[WRITTEN INSTRUCTION]
Write out every record below exactly as it appears.

>> begin THE RECORDS

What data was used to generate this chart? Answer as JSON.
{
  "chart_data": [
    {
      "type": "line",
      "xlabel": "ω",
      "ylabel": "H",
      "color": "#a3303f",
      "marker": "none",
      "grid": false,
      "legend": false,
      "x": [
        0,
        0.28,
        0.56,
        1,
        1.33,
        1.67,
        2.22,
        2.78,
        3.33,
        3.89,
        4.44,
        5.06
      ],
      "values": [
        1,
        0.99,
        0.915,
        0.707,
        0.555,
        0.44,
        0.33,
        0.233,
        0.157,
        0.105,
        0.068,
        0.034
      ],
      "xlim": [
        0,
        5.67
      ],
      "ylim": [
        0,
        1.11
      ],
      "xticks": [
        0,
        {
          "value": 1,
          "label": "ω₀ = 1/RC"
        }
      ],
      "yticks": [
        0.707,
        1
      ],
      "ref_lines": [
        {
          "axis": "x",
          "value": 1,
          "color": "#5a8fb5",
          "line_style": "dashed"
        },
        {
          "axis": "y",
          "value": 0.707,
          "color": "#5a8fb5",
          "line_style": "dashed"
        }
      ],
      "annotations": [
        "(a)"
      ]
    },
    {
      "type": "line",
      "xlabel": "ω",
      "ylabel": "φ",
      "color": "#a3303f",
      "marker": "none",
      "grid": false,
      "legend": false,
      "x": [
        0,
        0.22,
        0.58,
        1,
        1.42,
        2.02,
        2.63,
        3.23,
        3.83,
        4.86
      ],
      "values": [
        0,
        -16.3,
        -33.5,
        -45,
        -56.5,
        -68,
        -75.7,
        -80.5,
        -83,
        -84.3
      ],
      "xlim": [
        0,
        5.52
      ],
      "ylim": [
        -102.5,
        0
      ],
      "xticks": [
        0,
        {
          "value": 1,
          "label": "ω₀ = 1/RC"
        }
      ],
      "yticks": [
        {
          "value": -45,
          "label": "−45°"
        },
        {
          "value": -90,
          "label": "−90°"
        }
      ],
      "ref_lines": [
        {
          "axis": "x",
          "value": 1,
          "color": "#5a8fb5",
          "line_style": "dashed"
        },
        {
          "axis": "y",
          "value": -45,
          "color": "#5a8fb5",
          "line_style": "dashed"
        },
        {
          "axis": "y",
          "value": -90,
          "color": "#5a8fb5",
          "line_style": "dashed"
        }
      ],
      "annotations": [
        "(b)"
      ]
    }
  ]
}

>> end THE RECORDS

[OUTPUT FOR THIS TASK]
What data was used to generate this chart? Answer as JSON.
{
  "chart_data": [
    {
      "type": "line",
      "xlabel": "ω",
      "ylabel": "H",
      "color": "#a3303f",
      "marker": "none",
      "grid": false,
      "legend": false,
      "x": [
        0,
        0.28,
        0.56,
        1,
        1.33,
        1.67,
        2.22,
        2.78,
        3.33,
        3.89,
        4.44,
        5.06
      ],
      "values": [
        1,
        0.99,
        0.915,
        0.707,
        0.555,
        0.44,
        0.33,
        0.233,
        0.157,
        0.105,
        0.068,
        0.034
      ],
      "xlim": [
        0,
        5.67
      ],
      "ylim": [
        0,
        1.11
      ],
      "xticks": [
        0,
        {
          "value": 1,
          "label": "ω₀ = 1/RC"
        }
      ],
      "yticks": [
        0.707,
        1
      ],
      "ref_lines": [
        {
          "axis": "x",
          "value": 1,
          "color": "#5a8fb5",
          "line_style": "dashed"
        },
        {
          "axis": "y",
          "value": 0.707,
          "color": "#5a8fb5",
          "line_style": "dashed"
        }
      ],
      "annotations": [
        "(a)"
      ]
    },
    {
      "type": "line",
      "xlabel": "ω",
      "ylabel": "φ",
      "color": "#a3303f",
      "marker": "none",
      "grid": false,
      "legend": false,
      "x": [
        0,
        0.22,
        0.58,
        1,
        1.42,
        2.02,
        2.63,
        3.23,
        3.83,
        4.86
      ],
      "values": [
        0,
        -16.3,
        -33.5,
        -45,
        -56.5,
        -68,
        -75.7,
        -80.5,
        -83,
        -84.3
      ],
      "xlim": [
        0,
        5.52
      ],
      "ylim": [
        -102.5,
        0
      ],
      "xticks": [
        0,
        {
          "value": 1,
          "label": "ω₀ = 1/RC"
        }
      ],
      "yticks": [
        {
          "value": -45,
          "label": "−45°"
        },
        {
          "value": -90,
          "label": "−90°"
        }
      ],
      "ref_lines": [
        {
          "axis": "x",
          "value": 1,
          "color": "#5a8fb5",
          "line_style": "dashed"
        },
        {
          "axis": "y",
          "value": -45,
          "color": "#5a8fb5",
          "line_style": "dashed"
        },
        {
          "axis": "y",
          "value": -90,
          "color": "#5a8fb5",
          "line_style": "dashed"
        }
      ],
      "annotations": [
        "(b)"
      ]
    }
  ]
}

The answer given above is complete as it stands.